-- start SUPPLIED DATA --
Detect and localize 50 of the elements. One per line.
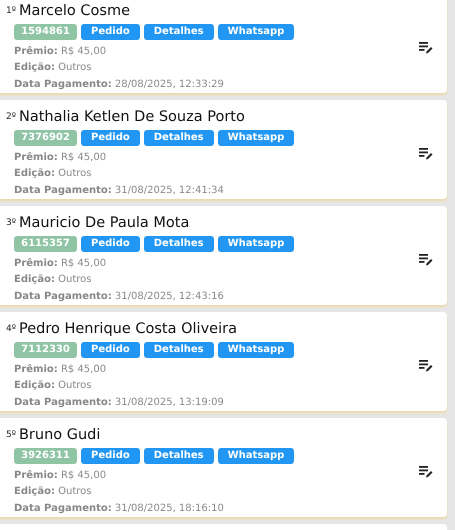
winner-name: Mauricio De Paula Mota: [18, 214, 190, 232]
detail-text: Data Pagamento: 31/08/2025, 18:16:10: [13, 502, 225, 516]
code-tag: 1594861: [14, 24, 77, 40]
code-tag: 6115357: [14, 236, 77, 252]
code-tag: 7376902: [14, 130, 77, 146]
detail-text: Edição: Outros: [13, 379, 92, 394]
detail-text: Data Pagamento: 31/08/2025, 12:43:16: [13, 290, 225, 304]
detail-text: Data Pagamento: 31/08/2025, 13:19:09: [13, 396, 225, 410]
action-button[interactable]: Detalhes: [144, 448, 214, 464]
detail-text: Prêmio: R$ 45,00: [13, 362, 108, 377]
action-button[interactable]: Whatsapp: [218, 448, 294, 464]
action-button[interactable]: Whatsapp: [218, 130, 294, 146]
edit-list-icon[interactable]: [419, 42, 433, 54]
rank-number: 3º: [6, 217, 16, 230]
action-button[interactable]: Pedido: [81, 236, 140, 252]
action-button[interactable]: Pedido: [81, 448, 140, 464]
winner-name: Pedro Henrique Costa Oliveira: [18, 320, 237, 338]
action-button[interactable]: Pedido: [81, 130, 140, 146]
rank-number: 5º: [6, 429, 16, 442]
detail-text: Data Pagamento: 28/08/2025, 12:33:29: [13, 78, 225, 92]
code-tag: 7112330: [14, 342, 77, 358]
winner-name: Bruno Gudi: [18, 426, 100, 444]
detail-text: Edição: Outros: [13, 167, 92, 182]
action-button[interactable]: Detalhes: [144, 130, 214, 146]
action-button[interactable]: Whatsapp: [218, 342, 294, 358]
winner-name: Nathalia Ketlen De Souza Porto: [18, 108, 245, 126]
action-button[interactable]: Pedido: [81, 24, 140, 40]
detail-text: Edição: Outros: [13, 273, 92, 288]
code-tag: 3926311: [14, 448, 77, 464]
action-button[interactable]: Detalhes: [144, 24, 214, 40]
action-button[interactable]: Pedido: [81, 342, 140, 358]
detail-text: Prêmio: R$ 45,00: [13, 256, 108, 271]
action-button[interactable]: Detalhes: [144, 236, 214, 252]
detail-text: Data Pagamento: 31/08/2025, 12:41:34: [13, 184, 225, 198]
edit-list-icon[interactable]: [419, 466, 433, 478]
action-button[interactable]: Whatsapp: [218, 24, 294, 40]
detail-text: Edição: Outros: [13, 61, 92, 76]
detail-text: Prêmio: R$ 45,00: [13, 150, 108, 165]
detail-text: Edição: Outros: [13, 485, 92, 500]
edit-list-icon[interactable]: [419, 148, 433, 160]
action-button[interactable]: Detalhes: [144, 342, 214, 358]
action-button[interactable]: Whatsapp: [218, 236, 294, 252]
winner-name: Marcelo Cosme: [18, 2, 130, 20]
detail-text: Prêmio: R$ 45,00: [13, 468, 108, 483]
detail-text: Prêmio: R$ 45,00: [13, 44, 108, 59]
rank-number: 4º: [6, 323, 16, 336]
rank-number: 2º: [6, 111, 16, 124]
edit-list-icon[interactable]: [419, 254, 433, 266]
rank-number: 1º: [6, 5, 16, 18]
edit-list-icon[interactable]: [419, 360, 433, 372]
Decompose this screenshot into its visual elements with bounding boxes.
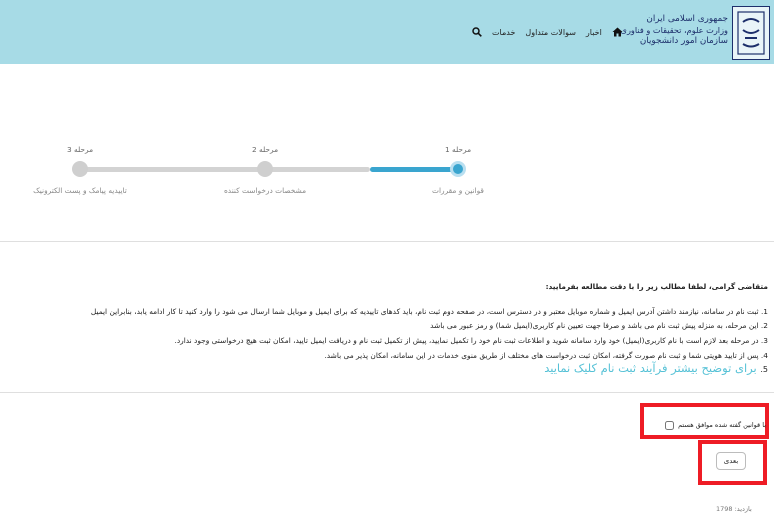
nav-news-link[interactable]: اخبار [586, 28, 602, 37]
agree-terms-checkbox[interactable] [665, 420, 675, 430]
rule-item-2: 2. این مرحله، به منزله پیش ثبت نام می با… [430, 321, 768, 330]
step-2-indicator[interactable] [257, 161, 273, 177]
logo-line-3: سازمان امور دانشجویان [639, 36, 728, 46]
step-2-label: مرحله 2 [251, 145, 279, 154]
organization-logo-icon[interactable] [732, 6, 770, 60]
visit-counter: بازدید: 1798 [716, 505, 752, 513]
page-band [0, 64, 774, 102]
rules-heading: متقاضی گرامی، لطفا مطالب زیر را با دقت م… [545, 282, 768, 291]
organization-name: جمهوری اسلامی ایران وزارت علوم، تحقیقات … [608, 14, 728, 47]
next-button[interactable]: بعدی [716, 452, 746, 470]
rules-panel: متقاضی گرامی، لطفا مطالب زیر را با دقت م… [0, 241, 774, 393]
nav-faq-link[interactable]: سوالات متداول [525, 28, 576, 37]
progress-track-pending [80, 167, 370, 172]
main-nav: اخبار سوالات متداول خدمات [472, 22, 623, 42]
step-1-title: قوانین و مقررات [432, 186, 484, 195]
step-3-indicator[interactable] [72, 161, 88, 177]
step-3-title: تاییدیه پیامک و پست الکترونیک [33, 186, 127, 195]
registration-help-link[interactable]: برای توضیح بیشتر فرآیند ثبت نام کلیک نما… [544, 361, 757, 375]
logo-line-2: وزارت علوم، تحقیقات و فناوری [620, 25, 728, 35]
rule-item-5: 5. برای توضیح بیشتر فرآیند ثبت نام کلیک … [544, 361, 768, 375]
logo-line-1: جمهوری اسلامی ایران [646, 14, 728, 24]
rule-item-5-number: 5. [760, 365, 768, 374]
step-1-indicator[interactable] [450, 161, 466, 177]
nav-services-link[interactable]: خدمات [492, 28, 515, 37]
agree-terms-row[interactable]: با قوانین گفته شده موافق هستم [646, 418, 766, 432]
agree-terms-label: با قوانین گفته شده موافق هستم [678, 421, 766, 429]
home-icon[interactable] [612, 27, 623, 37]
site-header: جمهوری اسلامی ایران وزارت علوم، تحقیقات … [0, 0, 774, 64]
registration-wizard: مرحله 1 مرحله 2 مرحله 3 قوانین و مقررات … [0, 102, 774, 222]
progress-track-done [370, 167, 458, 172]
step-2-title: مشخصات درخواست کننده [223, 186, 307, 195]
step-3-label: مرحله 3 [66, 145, 94, 154]
step-1-label: مرحله 1 [444, 145, 472, 154]
rule-item-3: 3. در مرحله بعد لازم است با نام کاربری(ا… [174, 336, 768, 345]
search-icon[interactable] [472, 27, 482, 37]
rule-item-1: 1. ثبت نام در سامانه، نیازمند داشتن آدرس… [90, 307, 768, 316]
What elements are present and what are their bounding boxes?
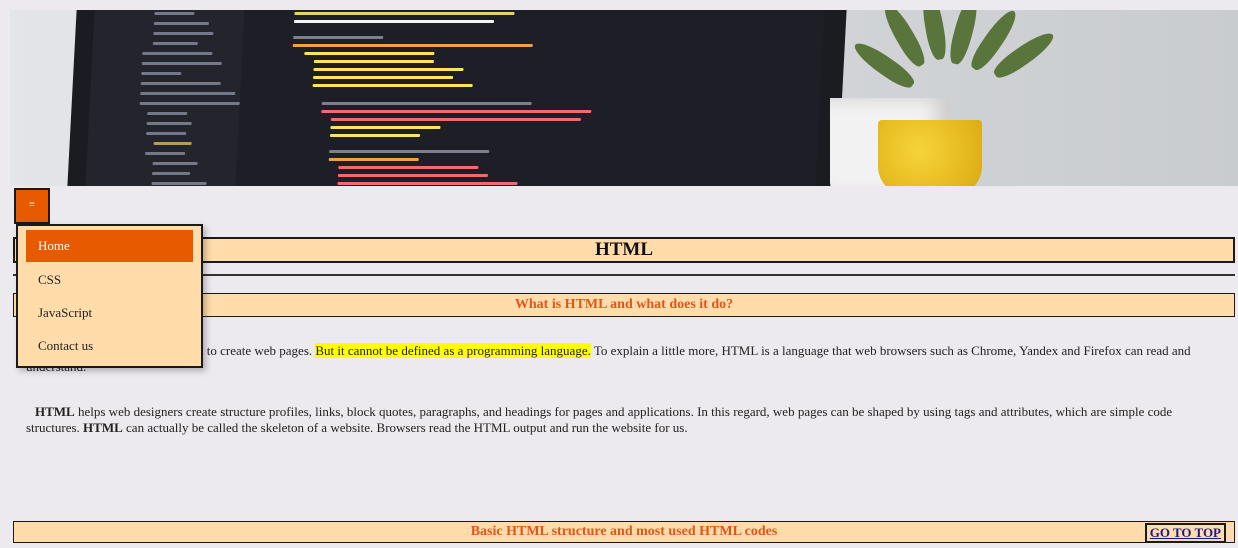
menu-toggle-button[interactable]: ≡: [14, 188, 50, 224]
section-heading-basic-structure-label: Basic HTML structure and most used HTML …: [470, 524, 778, 539]
menu-item-contact-us[interactable]: Contact us: [26, 330, 193, 362]
menu-item-css[interactable]: CSS: [26, 264, 193, 296]
bold-html-1: HTML: [35, 404, 75, 419]
paragraph-structure-text-2: can actually be called the skeleton of a…: [122, 420, 688, 435]
paragraph-structure: HTML helps web designers create structur…: [26, 404, 1226, 436]
menu-item-home[interactable]: Home: [26, 230, 193, 262]
page: ≡ HTML What is HTML and what does it do?…: [0, 0, 1238, 548]
paragraph-intro: HTML is a markup language used to create…: [26, 343, 1216, 375]
section-heading-basic-structure: Basic HTML structure and most used HTML …: [13, 521, 1235, 543]
laptop-illustration: [66, 10, 848, 186]
bold-html-2: HTML: [83, 420, 123, 435]
menu-item-javascript[interactable]: JavaScript: [26, 297, 193, 329]
nav-dropdown-menu: Home CSS JavaScript Contact us: [16, 224, 203, 368]
go-to-top-link[interactable]: GO TO TOP: [1144, 523, 1226, 543]
highlighted-text: But it cannot be defined as a programmin…: [315, 343, 591, 358]
hero-image: [10, 10, 1238, 186]
yellow-cup: [878, 120, 982, 186]
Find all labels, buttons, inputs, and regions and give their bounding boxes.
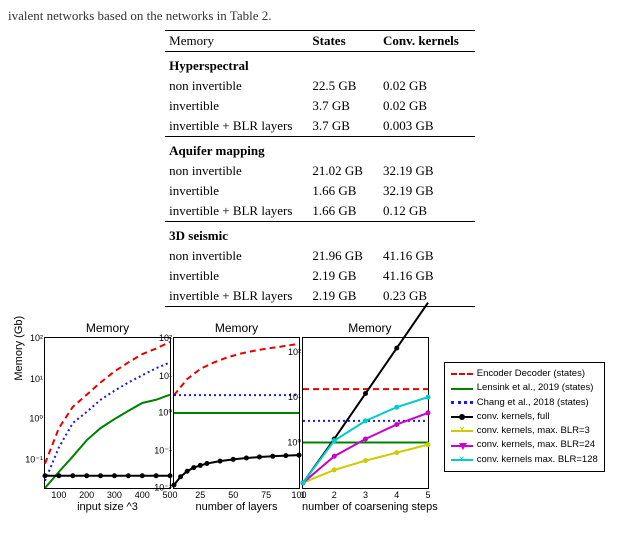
-- end SUPPLIED DATA --
Can you write out all the records again with "Whatsapp" swapped for "WhatsApp" wherever it occurs, keeping everything else the same and leaving out the pictures?

Detect and localize 50 of the elements. One per line.
winner-name: Mauricio De Paula Mota: [18, 214, 190, 232]
detail-text: Data Pagamento: 31/08/2025, 18:16:10: [13, 502, 225, 516]
code-tag: 1594861: [14, 24, 77, 40]
code-tag: 6115357: [14, 236, 77, 252]
code-tag: 7376902: [14, 130, 77, 146]
detail-text: Edição: Outros: [13, 379, 92, 394]
detail-text: Data Pagamento: 31/08/2025, 12:43:16: [13, 290, 225, 304]
detail-text: Data Pagamento: 31/08/2025, 13:19:09: [13, 396, 225, 410]
action-button[interactable]: Detalhes: [144, 448, 214, 464]
detail-text: Prêmio: R$ 45,00: [13, 362, 108, 377]
action-button[interactable]: WhatsApp: [218, 448, 294, 464]
action-button[interactable]: WhatsApp: [218, 130, 294, 146]
edit-list-icon[interactable]: [419, 42, 433, 54]
rank-number: 3º: [6, 217, 16, 230]
action-button[interactable]: Pedido: [81, 236, 140, 252]
action-button[interactable]: Pedido: [81, 448, 140, 464]
winner-name: Pedro Henrique Costa Oliveira: [18, 320, 237, 338]
action-button[interactable]: Pedido: [81, 130, 140, 146]
rank-number: 5º: [6, 429, 16, 442]
detail-text: Data Pagamento: 28/08/2025, 12:33:29: [13, 78, 225, 92]
code-tag: 7112330: [14, 342, 77, 358]
winner-name: Bruno Gudi: [18, 426, 100, 444]
detail-text: Edição: Outros: [13, 167, 92, 182]
action-button[interactable]: Detalhes: [144, 130, 214, 146]
action-button[interactable]: WhatsApp: [218, 342, 294, 358]
winner-name: Nathalia Ketlen De Souza Porto: [18, 108, 245, 126]
action-button[interactable]: Pedido: [81, 24, 140, 40]
detail-text: Edição: Outros: [13, 273, 92, 288]
code-tag: 3926311: [14, 448, 77, 464]
action-button[interactable]: Detalhes: [144, 24, 214, 40]
action-button[interactable]: Pedido: [81, 342, 140, 358]
detail-text: Prêmio: R$ 45,00: [13, 256, 108, 271]
action-button[interactable]: Detalhes: [144, 236, 214, 252]
detail-text: Data Pagamento: 31/08/2025, 12:41:34: [13, 184, 225, 198]
edit-list-icon[interactable]: [419, 466, 433, 478]
action-button[interactable]: WhatsApp: [218, 24, 294, 40]
detail-text: Edição: Outros: [13, 61, 92, 76]
detail-text: Prêmio: R$ 45,00: [13, 150, 108, 165]
detail-text: Edição: Outros: [13, 485, 92, 500]
edit-list-icon[interactable]: [419, 148, 433, 160]
action-button[interactable]: Detalhes: [144, 342, 214, 358]
action-button[interactable]: WhatsApp: [218, 236, 294, 252]
winner-name: Marcelo Cosme: [18, 2, 130, 20]
detail-text: Prêmio: R$ 45,00: [13, 468, 108, 483]
detail-text: Prêmio: R$ 45,00: [13, 44, 108, 59]
rank-number: 4º: [6, 323, 16, 336]
rank-number: 2º: [6, 111, 16, 124]
edit-list-icon[interactable]: [419, 254, 433, 266]
rank-number: 1º: [6, 5, 16, 18]
edit-list-icon[interactable]: [419, 360, 433, 372]
Decompose this screenshot into its visual elements with bounding boxes.
nav-news-link[interactable]: اخبار [586, 28, 602, 37]
agree-terms-checkbox[interactable] [665, 420, 675, 430]
rule-item-2: 2. این مرحله، به منزله پیش ثبت نام می با… [430, 321, 768, 330]
step-2-indicator[interactable] [257, 161, 273, 177]
logo-line-3: سازمان امور دانشجویان [639, 36, 728, 46]
step-2-label: مرحله 2 [251, 145, 279, 154]
organization-logo-icon[interactable] [732, 6, 770, 60]
visit-counter: بازدید: 1798 [716, 505, 752, 513]
page-band [0, 64, 774, 102]
rules-heading: متقاضی گرامی، لطفا مطالب زیر را با دقت م… [545, 282, 768, 291]
organization-name: جمهوری اسلامی ایران وزارت علوم، تحقیقات … [608, 14, 728, 47]
next-button[interactable]: بعدی [716, 452, 746, 470]
rules-panel: متقاضی گرامی، لطفا مطالب زیر را با دقت م… [0, 241, 774, 393]
nav-faq-link[interactable]: سوالات متداول [525, 28, 576, 37]
progress-track-pending [80, 167, 370, 172]
main-nav: اخبار سوالات متداول خدمات [472, 22, 623, 42]
step-1-title: قوانین و مقررات [432, 186, 484, 195]
step-3-indicator[interactable] [72, 161, 88, 177]
step-3-title: تاییدیه پیامک و پست الکترونیک [33, 186, 127, 195]
registration-help-link[interactable]: برای توضیح بیشتر فرآیند ثبت نام کلیک نما… [544, 361, 757, 375]
logo-line-2: وزارت علوم، تحقیقات و فناوری [620, 25, 728, 35]
rule-item-5: 5. برای توضیح بیشتر فرآیند ثبت نام کلیک … [544, 361, 768, 375]
logo-line-1: جمهوری اسلامی ایران [646, 14, 728, 24]
rule-item-5-number: 5. [760, 365, 768, 374]
step-1-indicator[interactable] [450, 161, 466, 177]
nav-services-link[interactable]: خدمات [492, 28, 515, 37]
agree-terms-row[interactable]: با قوانین گفته شده موافق هستم [646, 418, 766, 432]
agree-terms-label: با قوانین گفته شده موافق هستم [678, 421, 766, 429]
home-icon[interactable] [612, 27, 623, 37]
site-header: جمهوری اسلامی ایران وزارت علوم، تحقیقات … [0, 0, 774, 64]
registration-wizard: مرحله 1 مرحله 2 مرحله 3 قوانین و مقررات … [0, 102, 774, 222]
progress-track-done [370, 167, 458, 172]
step-2-title: مشخصات درخواست کننده [223, 186, 307, 195]
step-3-label: مرحله 3 [66, 145, 94, 154]
step-1-label: مرحله 1 [444, 145, 472, 154]
rule-item-3: 3. در مرحله بعد لازم است با نام کاربری(ا… [174, 336, 768, 345]
search-icon[interactable] [472, 27, 482, 37]
rule-item-1: 1. ثبت نام در سامانه، نیازمند داشتن آدرس… [90, 307, 768, 316]
What elements are present and what are their bounding boxes?
menu-toggle-button[interactable]: ≡: [14, 188, 50, 224]
section-heading-basic-structure-label: Basic HTML structure and most used HTML …: [470, 524, 778, 539]
menu-item-contact-us[interactable]: Contact us: [26, 330, 193, 362]
menu-item-css[interactable]: CSS: [26, 264, 193, 296]
bold-html-1: HTML: [35, 404, 75, 419]
paragraph-structure-text-2: can actually be called the skeleton of a…: [122, 420, 688, 435]
paragraph-structure: HTML helps web designers create structur…: [26, 404, 1226, 436]
menu-item-home[interactable]: Home: [26, 230, 193, 262]
page: ≡ HTML What is HTML and what does it do?…: [0, 0, 1238, 548]
paragraph-intro: HTML is a markup language used to create…: [26, 343, 1216, 375]
section-heading-basic-structure: Basic HTML structure and most used HTML …: [13, 521, 1235, 543]
laptop-illustration: [66, 10, 848, 186]
bold-html-2: HTML: [83, 420, 123, 435]
menu-item-javascript[interactable]: JavaScript: [26, 297, 193, 329]
nav-dropdown-menu: Home CSS JavaScript Contact us: [16, 224, 203, 368]
go-to-top-link[interactable]: GO TO TOP: [1144, 523, 1226, 543]
highlighted-text: But it cannot be defined as a programmin…: [315, 343, 591, 358]
hero-image: [10, 10, 1238, 186]
yellow-cup: [878, 120, 982, 186]
Find all labels, buttons, inputs, and regions and give their bounding boxes.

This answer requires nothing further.